__Written instruction__. Can you find every line in the items below that contains the string "name"? Copy each of those lines in full.

-- Begin --

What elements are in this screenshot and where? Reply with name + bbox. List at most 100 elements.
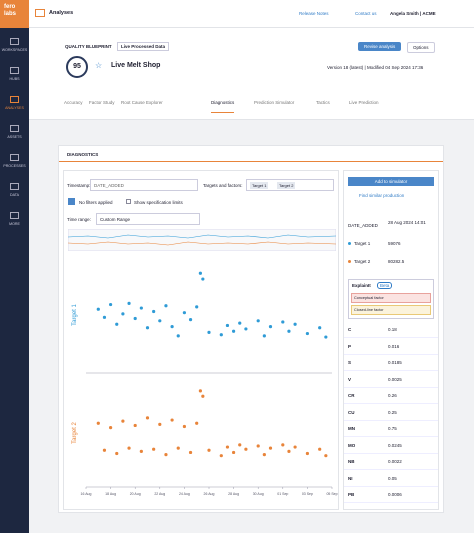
- revise-button[interactable]: Revise analysis: [358, 42, 402, 51]
- score: 95: [66, 56, 88, 78]
- app-icon: [35, 9, 45, 17]
- tab[interactable]: Live Prediction: [349, 100, 379, 105]
- similar-link[interactable]: Find similar production: [359, 193, 405, 198]
- point: [176, 446, 180, 450]
- add-button[interactable]: Add to simulator: [348, 177, 434, 186]
- row-line: [344, 353, 438, 355]
- contact[interactable]: Contact us: [355, 11, 377, 16]
- point: [115, 451, 119, 456]
- y-axis-label: Target 2: [72, 422, 78, 444]
- range-label: Time range:: [67, 217, 91, 222]
- tab[interactable]: Tactics: [316, 100, 330, 105]
- nav-label[interactable]: PROCESSES: [3, 164, 26, 168]
- version: Version 18 (latest) | Modified 04 Sep 20…: [327, 65, 424, 70]
- x-tick-label: 28 Aug: [228, 492, 239, 496]
- card: DIAGNOSTICS Timestamp: DATE_ADDED Target…: [58, 145, 444, 513]
- card-title: DIAGNOSTICS: [67, 152, 99, 157]
- nav-icon[interactable]: [10, 154, 19, 161]
- row-line: [344, 370, 438, 371]
- nav-label[interactable]: HUBS: [9, 77, 20, 81]
- nav-label[interactable]: DATA: [9, 193, 20, 197]
- point: [158, 422, 162, 426]
- nav-icon[interactable]: [10, 96, 19, 103]
- point: [121, 419, 125, 423]
- sidebar: fero labs WORKSPACES HUBS ANALYSES ASSETS PR…: [0, 0, 29, 533]
- row-key: C: [348, 327, 352, 332]
- point: [195, 421, 199, 425]
- point: [244, 327, 248, 331]
- nav-icon[interactable]: [10, 212, 19, 219]
- nav-icon[interactable]: [10, 183, 19, 190]
- x-tick-label: 03 Sep: [302, 492, 313, 496]
- x-tick-label: 30 Aug: [253, 492, 264, 496]
- row-key: CR: [348, 393, 355, 398]
- nav-label[interactable]: ASSETS: [7, 135, 22, 139]
- factor[interactable]: Conceptual factor: [351, 293, 431, 303]
- point: [293, 322, 297, 326]
- tab[interactable]: Factor Study: [89, 100, 115, 105]
- point: [152, 447, 156, 451]
- overview-strip: [68, 229, 336, 251]
- point: [170, 418, 174, 422]
- nav-label[interactable]: MORE: [9, 222, 20, 226]
- target-dot: [348, 242, 351, 245]
- point: [109, 302, 113, 307]
- point: [293, 445, 297, 449]
- explain-box: ExplainIt Beta Conceptual factor Closed-l…: [348, 279, 434, 319]
- tab[interactable]: Diagnostics: [211, 100, 235, 113]
- chip[interactable]: Target 2: [277, 182, 296, 189]
- nav-icon[interactable]: [10, 38, 19, 45]
- right-panel: Add to simulator Find similar production…: [343, 170, 439, 510]
- point: [305, 331, 309, 336]
- y-axis-label: Target 1: [72, 304, 78, 326]
- release-notes[interactable]: Release Notes: [299, 11, 329, 16]
- point: [268, 446, 273, 450]
- chip[interactable]: Target 1: [250, 182, 269, 189]
- nav-label[interactable]: WORKSPACES: [1, 48, 28, 52]
- row-value: 0.0022: [388, 459, 402, 464]
- timestamp-select[interactable]: DATE_ADDED: [90, 179, 198, 191]
- logo[interactable]: fero labs: [0, 0, 29, 28]
- point: [102, 315, 107, 319]
- targets-select[interactable]: Target 1 Target 2: [246, 179, 334, 191]
- row-value: 0.016: [388, 343, 400, 349]
- range-select[interactable]: Custom Range: [96, 213, 200, 225]
- point: [188, 318, 193, 322]
- factor[interactable]: Closed-line factor: [351, 305, 431, 315]
- row-line: [344, 386, 438, 388]
- user[interactable]: Angela Smith | ACME: [390, 11, 436, 16]
- target-value: 80282.5: [388, 259, 405, 264]
- row-value: 0.0006: [388, 492, 402, 497]
- row-key: NI: [348, 475, 353, 481]
- row-value: 0.18: [388, 327, 397, 332]
- point: [281, 443, 285, 447]
- tab[interactable]: Prediction Simulator: [254, 100, 295, 105]
- badge[interactable]: Live Processed Data: [117, 42, 170, 51]
- strip-line: [68, 241, 336, 246]
- point: [244, 447, 248, 451]
- point: [225, 323, 230, 328]
- options-button[interactable]: Options: [407, 42, 435, 53]
- point: [318, 326, 322, 330]
- row-line: [344, 485, 438, 487]
- tab[interactable]: Accuracy: [64, 100, 83, 105]
- point: [225, 445, 230, 449]
- x-tick-label: 05 Sep: [326, 492, 337, 496]
- nav-icon[interactable]: [10, 125, 19, 132]
- title: Live Melt Shop: [111, 62, 161, 69]
- app-name[interactable]: Analyses: [49, 10, 74, 16]
- tab[interactable]: Root Cause Explorer: [121, 100, 163, 105]
- row-line: [344, 403, 438, 404]
- point: [139, 449, 143, 453]
- spec-checkbox[interactable]: [126, 199, 131, 204]
- nav-icon[interactable]: [10, 67, 19, 74]
- filter-icon[interactable]: [68, 198, 75, 205]
- plot: Target 1 Target 2 16 Aug 18 Aug 20 Aug 22 Aug…: [72, 271, 338, 496]
- nav-label[interactable]: ANALYSES: [5, 106, 24, 110]
- star[interactable]: ☆: [95, 61, 103, 70]
- point: [238, 443, 242, 447]
- point: [201, 394, 205, 398]
- point: [127, 446, 131, 450]
- filters: No filters applied: [79, 200, 113, 205]
- row-key: MN: [348, 426, 355, 431]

-- End --

__Task solution__.
What elements are in this screenshot and where? Reply with name + bbox. List at most 100 elements.
- app-name[interactable]: Analyses: [49, 10, 74, 16]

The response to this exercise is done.